• _Exercise brief_
Quote, verbatim, all material below, without pictures.

• _Data entries_
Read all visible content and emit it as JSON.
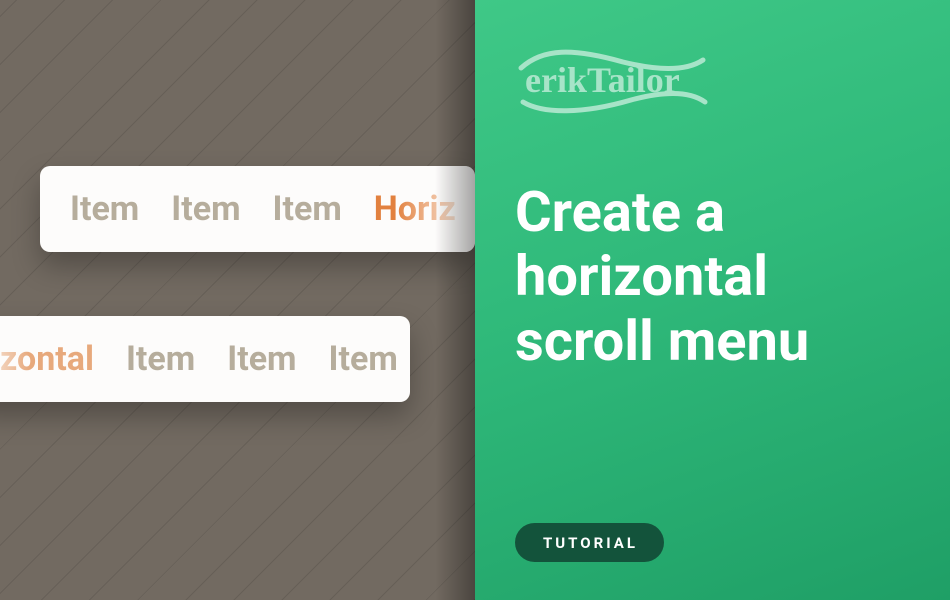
{
  "brand": {
    "name": "erikTailor"
  },
  "title": "Create a horizontal scroll menu",
  "badge": "TUTORIAL",
  "menus": {
    "top": {
      "items": [
        "Item",
        "Item",
        "Item"
      ],
      "accent_partial": "Horiz"
    },
    "bottom": {
      "accent_partial": "zontal",
      "items": [
        "Item",
        "Item",
        "Item"
      ]
    }
  },
  "colors": {
    "accent_green": "#2fb97a",
    "accent_orange": "#e2813f",
    "bg_left": "#726a61",
    "badge_bg": "#13533b"
  }
}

• _Response to the task_
Read all visible content and emit it as JSON.
{
  "brand": {
    "name": "erikTailor"
  },
  "title": "Create a horizontal scroll menu",
  "badge": "TUTORIAL",
  "menus": {
    "top": {
      "items": [
        "Item",
        "Item",
        "Item"
      ],
      "accent_partial": "Horiz"
    },
    "bottom": {
      "accent_partial": "zontal",
      "items": [
        "Item",
        "Item",
        "Item"
      ]
    }
  },
  "colors": {
    "accent_green": "#2fb97a",
    "accent_orange": "#e2813f",
    "bg_left": "#726a61",
    "badge_bg": "#13533b"
  }
}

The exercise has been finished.